● **Stated problem**:
Return all the data below as it stands, minus the pictures.

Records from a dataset

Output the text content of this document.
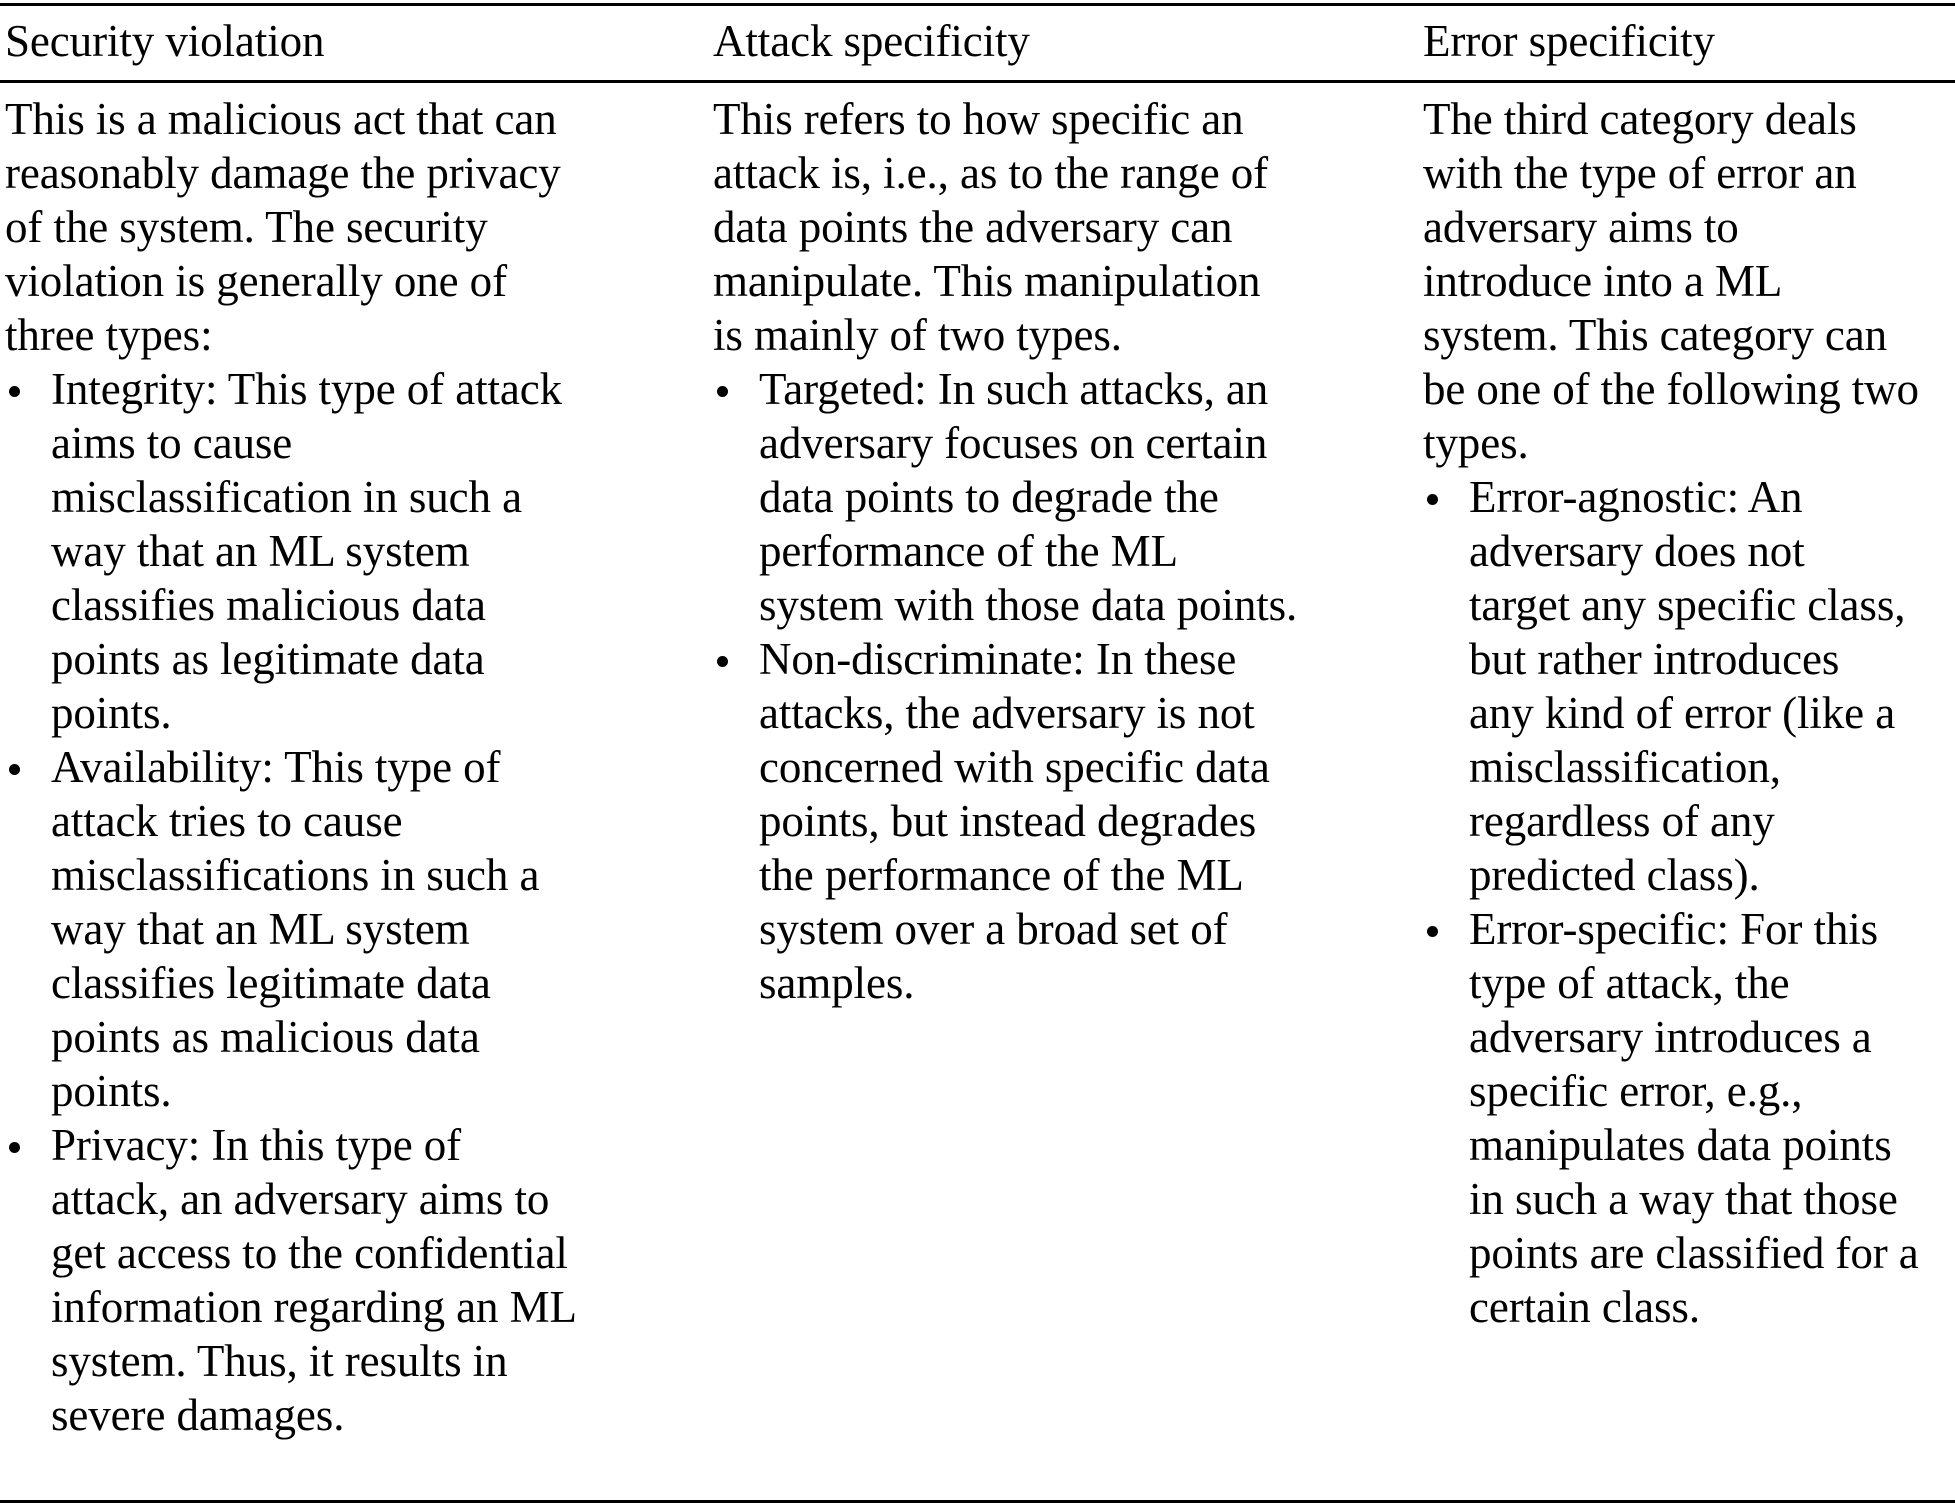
Security violation	Attack specificity	Error specificity
This is a malicious act that can
reasonably damage the privacy
of the system. The security
violation is generally one of
three types:
Integrity: This type of attack
aims to cause
misclassification in such a
way that an ML system
classifies malicious data
points as legitimate data
points.
Availability: This type of
attack tries to cause
misclassifications in such a
way that an ML system
classifies legitimate data
points as malicious data
points.
Privacy: In this type of
attack, an adversary aims to
get access to the confidential
information regarding an ML
system. Thus, it results in
severe damages.
This refers to how specific an
attack is, i.e., as to the range of
data points the adversary can
manipulate. This manipulation
is mainly of two types.
Targeted: In such attacks, an
adversary focuses on certain
data points to degrade the
performance of the ML
system with those data points.
Non-discriminate: In these
attacks, the adversary is not
concerned with specific data
points, but instead degrades
the performance of the ML
system over a broad set of
samples.
The third category deals
with the type of error an
adversary aims to
introduce into a ML
system. This category can
be one of the following two
types.
Error-agnostic: An
adversary does not
target any specific class,
but rather introduces
any kind of error (like a
misclassification,
regardless of any
predicted class).
Error-specific: For this
type of attack, the
adversary introduces a
specific error, e.g.,
manipulates data points
in such a way that those
points are classified for a
certain class.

● **Result**:
Output the text content of this document.
Security violation	Attack specificity	Error specificity
This is a malicious act that can
reasonably damage the privacy
of the system. The security
violation is generally one of
three types:
Integrity: This type of attack
aims to cause
misclassification in such a
way that an ML system
classifies malicious data
points as legitimate data
points.
Availability: This type of
attack tries to cause
misclassifications in such a
way that an ML system
classifies legitimate data
points as malicious data
points.
Privacy: In this type of
attack, an adversary aims to
get access to the confidential
information regarding an ML
system. Thus, it results in
severe damages.
This refers to how specific an
attack is, i.e., as to the range of
data points the adversary can
manipulate. This manipulation
is mainly of two types.
Targeted: In such attacks, an
adversary focuses on certain
data points to degrade the
performance of the ML
system with those data points.
Non-discriminate: In these
attacks, the adversary is not
concerned with specific data
points, but instead degrades
the performance of the ML
system over a broad set of
samples.
The third category deals
with the type of error an
adversary aims to
introduce into a ML
system. This category can
be one of the following two
types.
Error-agnostic: An
adversary does not
target any specific class,
but rather introduces
any kind of error (like a
misclassification,
regardless of any
predicted class).
Error-specific: For this
type of attack, the
adversary introduces a
specific error, e.g.,
manipulates data points
in such a way that those
points are classified for a
certain class.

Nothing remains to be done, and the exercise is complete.